### SELECTED EXCERPT
========
COURT OF APPEAL OF THE STATE OF CALIFORNIA FIRST APPELLATE DISTRICT DIVISION FIVE
Aug 28, 2017
No. A149745 (Cal. Ct. App. Aug. 28, 2017)

Opinion

A149745

08-28-2017

BETTY HALLMEYER, Plaintiff and Appellant, v. VALENCIA-PENALES CARE SERVICES, INC., ET AL., Defendants and Respondents.


NOT TO BE PUBLISHED IN OFFICIAL REPORTS

California Rules of Court, rule 8.1115(a), prohibits courts and parties from citing or relying on opinions not certified for publication or ordered published, except as specified by rule 8.1115(b). This opinion has not been certified for publication or ordered published for purposes of rule 8.1115. (Napa County Super. Ct. No. 2667709)

Betty Hallmeyer appeals from a judgment and order denying her motion for a new trial, contending that the non-economic damages she was awarded by a jury in a personal injury action are inadequate. We will affirm.

I. FACTS AND PROCEDURAL HISTORY

Betty Hallmeyer brought a lawsuit against Valencia-Penales Care Services, Inc. (Valencia-Penales), Mildred Valencia, and Salve Penales, in connection with injuries she incurred from a fall. The matter proceeded to a jury trial.

A. Evidence at Trial

In January 2015, Hallmeyer was living alone in an apartment at Redwood Retirement, an adult living facility. She was 91 years old, suffered from macular degeneration, and at times used a cane or walker. One of the issues at trial was Hallmeyer's mental and physical condition before and after her fall.
========
### DATA EXTRACT
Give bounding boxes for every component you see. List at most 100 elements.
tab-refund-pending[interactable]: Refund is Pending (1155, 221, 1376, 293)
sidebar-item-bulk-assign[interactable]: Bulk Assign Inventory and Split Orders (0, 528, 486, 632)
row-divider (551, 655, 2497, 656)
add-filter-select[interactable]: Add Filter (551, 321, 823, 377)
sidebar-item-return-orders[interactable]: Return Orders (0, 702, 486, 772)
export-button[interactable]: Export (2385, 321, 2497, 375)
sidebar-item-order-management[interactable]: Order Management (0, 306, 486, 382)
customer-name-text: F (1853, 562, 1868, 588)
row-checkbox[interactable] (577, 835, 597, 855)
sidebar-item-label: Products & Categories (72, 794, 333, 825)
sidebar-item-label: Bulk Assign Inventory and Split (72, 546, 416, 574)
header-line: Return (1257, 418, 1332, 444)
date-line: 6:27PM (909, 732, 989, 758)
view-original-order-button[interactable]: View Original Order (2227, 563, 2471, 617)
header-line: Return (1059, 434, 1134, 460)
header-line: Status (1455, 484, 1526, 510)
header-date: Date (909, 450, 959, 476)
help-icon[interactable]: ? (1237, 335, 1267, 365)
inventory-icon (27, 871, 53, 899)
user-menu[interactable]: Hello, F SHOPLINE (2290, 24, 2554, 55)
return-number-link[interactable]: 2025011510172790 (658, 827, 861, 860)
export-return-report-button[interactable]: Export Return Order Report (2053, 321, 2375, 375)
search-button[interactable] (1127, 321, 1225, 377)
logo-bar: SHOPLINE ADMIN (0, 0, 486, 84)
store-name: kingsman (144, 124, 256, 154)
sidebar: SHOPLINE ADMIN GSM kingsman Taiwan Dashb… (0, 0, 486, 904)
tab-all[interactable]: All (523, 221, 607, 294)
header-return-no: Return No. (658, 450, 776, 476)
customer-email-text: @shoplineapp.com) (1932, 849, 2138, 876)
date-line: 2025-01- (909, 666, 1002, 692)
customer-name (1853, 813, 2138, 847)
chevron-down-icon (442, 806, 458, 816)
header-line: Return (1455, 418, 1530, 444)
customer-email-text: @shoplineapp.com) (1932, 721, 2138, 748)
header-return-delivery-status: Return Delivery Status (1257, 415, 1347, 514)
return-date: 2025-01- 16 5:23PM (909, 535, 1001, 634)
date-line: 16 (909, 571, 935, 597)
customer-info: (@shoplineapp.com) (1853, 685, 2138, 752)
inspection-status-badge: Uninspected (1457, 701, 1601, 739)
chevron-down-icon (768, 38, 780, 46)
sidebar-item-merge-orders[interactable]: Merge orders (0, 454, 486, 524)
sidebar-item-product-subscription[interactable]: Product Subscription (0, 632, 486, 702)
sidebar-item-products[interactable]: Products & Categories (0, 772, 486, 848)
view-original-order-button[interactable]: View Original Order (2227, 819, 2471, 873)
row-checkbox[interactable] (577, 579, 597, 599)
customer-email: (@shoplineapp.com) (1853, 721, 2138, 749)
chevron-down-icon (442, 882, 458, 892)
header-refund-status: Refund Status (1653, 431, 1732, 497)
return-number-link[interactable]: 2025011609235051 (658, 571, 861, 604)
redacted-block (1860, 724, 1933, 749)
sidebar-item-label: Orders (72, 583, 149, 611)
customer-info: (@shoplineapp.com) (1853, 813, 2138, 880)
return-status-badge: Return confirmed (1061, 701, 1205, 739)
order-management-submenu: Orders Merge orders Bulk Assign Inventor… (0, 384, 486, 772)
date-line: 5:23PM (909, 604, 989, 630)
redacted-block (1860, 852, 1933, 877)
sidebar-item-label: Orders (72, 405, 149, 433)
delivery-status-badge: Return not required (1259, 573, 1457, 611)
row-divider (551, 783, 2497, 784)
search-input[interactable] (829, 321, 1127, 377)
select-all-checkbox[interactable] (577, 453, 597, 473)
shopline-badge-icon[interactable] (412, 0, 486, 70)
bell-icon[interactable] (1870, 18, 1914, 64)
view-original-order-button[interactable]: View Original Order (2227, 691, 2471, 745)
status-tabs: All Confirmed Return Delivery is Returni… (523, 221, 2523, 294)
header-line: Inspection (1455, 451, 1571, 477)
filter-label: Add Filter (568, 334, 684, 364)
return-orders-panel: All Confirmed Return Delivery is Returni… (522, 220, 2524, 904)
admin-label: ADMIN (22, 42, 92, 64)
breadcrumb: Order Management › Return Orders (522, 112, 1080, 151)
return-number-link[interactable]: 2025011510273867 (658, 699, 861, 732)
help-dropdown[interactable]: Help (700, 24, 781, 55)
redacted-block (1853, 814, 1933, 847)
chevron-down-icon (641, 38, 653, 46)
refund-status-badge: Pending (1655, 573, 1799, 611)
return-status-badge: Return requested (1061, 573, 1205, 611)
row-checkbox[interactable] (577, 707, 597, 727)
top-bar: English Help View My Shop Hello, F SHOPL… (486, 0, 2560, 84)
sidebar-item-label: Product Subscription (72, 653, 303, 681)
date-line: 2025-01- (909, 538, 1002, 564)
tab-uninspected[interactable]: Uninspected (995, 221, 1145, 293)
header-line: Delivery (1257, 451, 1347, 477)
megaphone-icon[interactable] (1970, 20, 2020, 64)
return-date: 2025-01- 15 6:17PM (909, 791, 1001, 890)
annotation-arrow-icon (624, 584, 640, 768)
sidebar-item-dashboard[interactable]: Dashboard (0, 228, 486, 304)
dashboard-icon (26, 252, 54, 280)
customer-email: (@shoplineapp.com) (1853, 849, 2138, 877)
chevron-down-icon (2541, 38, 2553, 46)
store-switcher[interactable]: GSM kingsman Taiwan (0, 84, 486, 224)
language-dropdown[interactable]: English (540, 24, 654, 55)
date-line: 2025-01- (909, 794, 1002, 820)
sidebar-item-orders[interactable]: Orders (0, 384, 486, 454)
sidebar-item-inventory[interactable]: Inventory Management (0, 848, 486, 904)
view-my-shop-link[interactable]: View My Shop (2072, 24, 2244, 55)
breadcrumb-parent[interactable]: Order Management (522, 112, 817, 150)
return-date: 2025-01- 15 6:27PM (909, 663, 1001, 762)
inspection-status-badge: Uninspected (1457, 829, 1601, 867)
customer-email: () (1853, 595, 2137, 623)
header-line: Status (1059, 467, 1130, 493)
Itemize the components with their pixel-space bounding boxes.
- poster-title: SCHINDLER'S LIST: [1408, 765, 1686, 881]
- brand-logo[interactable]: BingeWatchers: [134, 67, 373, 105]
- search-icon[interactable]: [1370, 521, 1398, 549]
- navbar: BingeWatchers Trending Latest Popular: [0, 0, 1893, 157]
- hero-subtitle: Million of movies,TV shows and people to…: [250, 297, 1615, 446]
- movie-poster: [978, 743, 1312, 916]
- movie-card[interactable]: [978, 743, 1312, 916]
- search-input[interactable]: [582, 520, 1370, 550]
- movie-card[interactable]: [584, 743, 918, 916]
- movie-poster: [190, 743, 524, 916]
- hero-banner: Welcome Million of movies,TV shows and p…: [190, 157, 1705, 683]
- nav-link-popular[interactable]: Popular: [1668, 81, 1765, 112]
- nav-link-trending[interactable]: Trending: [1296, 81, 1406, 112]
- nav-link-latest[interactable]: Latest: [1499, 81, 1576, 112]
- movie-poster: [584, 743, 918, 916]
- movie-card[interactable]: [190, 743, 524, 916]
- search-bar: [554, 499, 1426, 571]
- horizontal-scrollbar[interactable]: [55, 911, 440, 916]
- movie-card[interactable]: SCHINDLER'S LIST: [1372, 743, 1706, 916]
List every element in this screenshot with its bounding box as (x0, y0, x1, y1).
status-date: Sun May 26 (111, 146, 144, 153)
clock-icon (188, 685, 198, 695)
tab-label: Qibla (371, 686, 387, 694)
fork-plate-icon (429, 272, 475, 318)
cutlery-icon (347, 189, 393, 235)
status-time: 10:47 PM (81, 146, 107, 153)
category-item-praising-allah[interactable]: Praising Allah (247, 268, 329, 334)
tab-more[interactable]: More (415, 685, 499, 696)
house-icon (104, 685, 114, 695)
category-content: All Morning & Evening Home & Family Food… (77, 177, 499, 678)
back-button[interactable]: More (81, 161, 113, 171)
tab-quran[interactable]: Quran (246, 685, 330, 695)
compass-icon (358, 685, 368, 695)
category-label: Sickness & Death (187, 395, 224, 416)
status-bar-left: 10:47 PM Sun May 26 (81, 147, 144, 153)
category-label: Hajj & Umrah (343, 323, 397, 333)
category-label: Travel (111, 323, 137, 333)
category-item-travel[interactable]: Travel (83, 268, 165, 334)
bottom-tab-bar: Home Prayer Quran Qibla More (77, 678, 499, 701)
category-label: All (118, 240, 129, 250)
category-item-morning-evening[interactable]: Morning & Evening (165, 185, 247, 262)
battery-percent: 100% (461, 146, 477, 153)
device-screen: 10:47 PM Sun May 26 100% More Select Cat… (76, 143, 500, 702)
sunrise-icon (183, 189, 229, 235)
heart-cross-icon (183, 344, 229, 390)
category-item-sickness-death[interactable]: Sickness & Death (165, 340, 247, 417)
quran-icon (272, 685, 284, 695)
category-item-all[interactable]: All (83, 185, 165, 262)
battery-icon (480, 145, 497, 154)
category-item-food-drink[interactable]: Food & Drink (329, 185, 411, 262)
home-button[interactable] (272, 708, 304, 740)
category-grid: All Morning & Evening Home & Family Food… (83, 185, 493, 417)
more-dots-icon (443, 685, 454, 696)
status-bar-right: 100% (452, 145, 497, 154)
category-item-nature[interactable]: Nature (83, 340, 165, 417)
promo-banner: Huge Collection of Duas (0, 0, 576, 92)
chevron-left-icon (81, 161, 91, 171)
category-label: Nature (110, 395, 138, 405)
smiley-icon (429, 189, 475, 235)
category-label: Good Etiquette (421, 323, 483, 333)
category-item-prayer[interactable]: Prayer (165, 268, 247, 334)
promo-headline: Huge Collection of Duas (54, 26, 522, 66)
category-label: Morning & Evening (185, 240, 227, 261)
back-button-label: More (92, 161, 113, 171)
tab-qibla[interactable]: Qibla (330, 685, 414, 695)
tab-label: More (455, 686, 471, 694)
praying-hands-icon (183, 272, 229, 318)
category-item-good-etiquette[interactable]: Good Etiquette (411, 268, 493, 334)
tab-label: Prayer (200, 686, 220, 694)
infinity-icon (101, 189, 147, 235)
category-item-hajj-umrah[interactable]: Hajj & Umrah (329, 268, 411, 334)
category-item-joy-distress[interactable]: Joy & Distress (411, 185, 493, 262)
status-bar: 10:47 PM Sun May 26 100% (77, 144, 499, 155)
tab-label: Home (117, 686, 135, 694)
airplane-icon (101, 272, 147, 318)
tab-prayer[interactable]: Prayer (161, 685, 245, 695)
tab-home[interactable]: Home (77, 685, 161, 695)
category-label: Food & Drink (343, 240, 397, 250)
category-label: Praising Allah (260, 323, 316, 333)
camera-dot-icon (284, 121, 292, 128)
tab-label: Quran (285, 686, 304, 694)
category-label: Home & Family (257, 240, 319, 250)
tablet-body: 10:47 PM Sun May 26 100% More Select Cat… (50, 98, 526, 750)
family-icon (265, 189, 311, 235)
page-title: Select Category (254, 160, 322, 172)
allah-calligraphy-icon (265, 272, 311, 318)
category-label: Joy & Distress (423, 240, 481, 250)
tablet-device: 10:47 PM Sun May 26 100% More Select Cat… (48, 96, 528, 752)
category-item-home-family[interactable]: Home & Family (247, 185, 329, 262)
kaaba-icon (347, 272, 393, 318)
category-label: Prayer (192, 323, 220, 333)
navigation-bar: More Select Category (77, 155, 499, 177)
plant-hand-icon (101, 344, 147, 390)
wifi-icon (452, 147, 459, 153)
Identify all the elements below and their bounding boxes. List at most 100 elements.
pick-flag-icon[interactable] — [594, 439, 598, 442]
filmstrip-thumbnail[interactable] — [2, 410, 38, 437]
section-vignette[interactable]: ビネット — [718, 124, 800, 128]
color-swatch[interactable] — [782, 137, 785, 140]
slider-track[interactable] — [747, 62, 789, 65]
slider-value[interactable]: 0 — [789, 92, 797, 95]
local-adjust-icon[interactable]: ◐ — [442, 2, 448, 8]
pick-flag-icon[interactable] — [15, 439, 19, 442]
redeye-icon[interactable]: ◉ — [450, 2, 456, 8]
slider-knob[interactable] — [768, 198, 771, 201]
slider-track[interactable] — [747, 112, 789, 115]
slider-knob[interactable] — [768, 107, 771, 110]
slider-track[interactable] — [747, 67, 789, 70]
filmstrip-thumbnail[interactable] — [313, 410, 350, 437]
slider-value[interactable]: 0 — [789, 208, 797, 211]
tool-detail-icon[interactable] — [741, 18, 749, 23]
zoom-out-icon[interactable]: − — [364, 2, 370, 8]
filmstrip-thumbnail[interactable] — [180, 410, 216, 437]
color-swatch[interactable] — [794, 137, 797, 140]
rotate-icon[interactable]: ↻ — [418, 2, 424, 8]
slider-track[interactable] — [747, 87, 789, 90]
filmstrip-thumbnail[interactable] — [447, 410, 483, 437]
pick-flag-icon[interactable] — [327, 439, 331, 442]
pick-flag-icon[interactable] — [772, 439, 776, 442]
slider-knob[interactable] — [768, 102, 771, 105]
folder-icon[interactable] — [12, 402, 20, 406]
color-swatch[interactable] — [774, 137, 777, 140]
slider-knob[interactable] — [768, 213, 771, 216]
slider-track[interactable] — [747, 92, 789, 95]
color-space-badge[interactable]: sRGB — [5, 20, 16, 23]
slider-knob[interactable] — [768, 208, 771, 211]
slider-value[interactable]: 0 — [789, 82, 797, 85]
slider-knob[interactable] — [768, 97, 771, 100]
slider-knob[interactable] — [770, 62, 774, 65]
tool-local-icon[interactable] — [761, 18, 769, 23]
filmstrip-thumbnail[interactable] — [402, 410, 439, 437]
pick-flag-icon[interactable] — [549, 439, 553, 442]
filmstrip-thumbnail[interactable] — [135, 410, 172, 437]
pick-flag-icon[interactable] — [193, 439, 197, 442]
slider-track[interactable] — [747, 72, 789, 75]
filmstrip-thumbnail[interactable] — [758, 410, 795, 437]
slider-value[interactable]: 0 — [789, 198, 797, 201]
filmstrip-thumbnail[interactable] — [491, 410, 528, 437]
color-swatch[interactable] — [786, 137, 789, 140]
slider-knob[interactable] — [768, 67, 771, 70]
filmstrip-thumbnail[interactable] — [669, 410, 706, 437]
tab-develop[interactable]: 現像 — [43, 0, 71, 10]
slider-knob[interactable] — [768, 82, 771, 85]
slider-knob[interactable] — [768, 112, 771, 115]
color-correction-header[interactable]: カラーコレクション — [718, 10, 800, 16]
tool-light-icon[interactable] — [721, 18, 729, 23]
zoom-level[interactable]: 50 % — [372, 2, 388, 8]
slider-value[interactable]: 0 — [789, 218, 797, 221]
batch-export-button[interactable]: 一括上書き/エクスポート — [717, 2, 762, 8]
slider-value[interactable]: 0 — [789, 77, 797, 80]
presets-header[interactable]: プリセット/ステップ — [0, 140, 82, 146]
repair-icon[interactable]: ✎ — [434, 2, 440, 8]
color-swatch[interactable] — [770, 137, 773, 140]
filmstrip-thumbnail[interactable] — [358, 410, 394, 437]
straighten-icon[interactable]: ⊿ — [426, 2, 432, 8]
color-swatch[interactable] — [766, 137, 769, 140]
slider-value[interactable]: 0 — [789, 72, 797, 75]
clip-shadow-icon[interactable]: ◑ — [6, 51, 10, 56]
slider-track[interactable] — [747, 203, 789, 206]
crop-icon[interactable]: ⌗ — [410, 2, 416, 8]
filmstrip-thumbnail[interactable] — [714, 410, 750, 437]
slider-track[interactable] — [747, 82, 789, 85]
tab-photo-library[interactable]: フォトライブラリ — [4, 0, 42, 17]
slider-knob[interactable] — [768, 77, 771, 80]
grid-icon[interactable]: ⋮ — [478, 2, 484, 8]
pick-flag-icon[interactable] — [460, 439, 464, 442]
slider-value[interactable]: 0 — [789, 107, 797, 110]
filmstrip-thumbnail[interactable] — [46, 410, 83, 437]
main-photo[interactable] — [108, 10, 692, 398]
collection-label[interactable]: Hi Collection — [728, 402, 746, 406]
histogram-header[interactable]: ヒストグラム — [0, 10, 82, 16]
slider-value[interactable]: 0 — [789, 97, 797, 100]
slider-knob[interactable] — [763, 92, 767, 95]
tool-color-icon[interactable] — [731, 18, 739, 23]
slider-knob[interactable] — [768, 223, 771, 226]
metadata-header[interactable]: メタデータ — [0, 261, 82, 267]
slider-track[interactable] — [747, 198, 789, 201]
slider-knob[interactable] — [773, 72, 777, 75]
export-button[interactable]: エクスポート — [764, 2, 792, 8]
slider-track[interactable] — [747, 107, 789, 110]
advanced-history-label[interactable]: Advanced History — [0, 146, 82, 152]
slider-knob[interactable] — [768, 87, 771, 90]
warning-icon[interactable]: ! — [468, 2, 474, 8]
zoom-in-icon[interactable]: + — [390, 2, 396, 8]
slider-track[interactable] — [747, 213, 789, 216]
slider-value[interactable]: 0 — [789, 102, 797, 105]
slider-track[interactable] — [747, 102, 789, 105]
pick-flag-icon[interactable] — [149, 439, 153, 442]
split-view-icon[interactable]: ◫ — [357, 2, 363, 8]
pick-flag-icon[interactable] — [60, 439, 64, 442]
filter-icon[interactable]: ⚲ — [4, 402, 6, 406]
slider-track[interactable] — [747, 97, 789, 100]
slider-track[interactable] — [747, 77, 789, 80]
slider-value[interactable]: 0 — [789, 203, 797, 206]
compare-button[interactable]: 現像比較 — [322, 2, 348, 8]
========
### WHAT NEEDS TO BE DONE
Set down the passage of the court opinion from "California Rules of" to "We will affirm." word for word.

### OUTPUT BELOW
California Rules of Court, rule 8.1115(a), prohibits courts and parties from citing or relying on opinions not certified for publication or ordered published, except as specified by rule 8.1115(b). This opinion has not been certified for publication or ordered published for purposes of rule 8.1115. (Napa County Super. Ct. No. 2667709)

Betty Hallmeyer appeals from a judgment and order denying her motion for a new trial, contending that the non-economic damages she was awarded by a jury in a personal injury action are inadequate. We will affirm.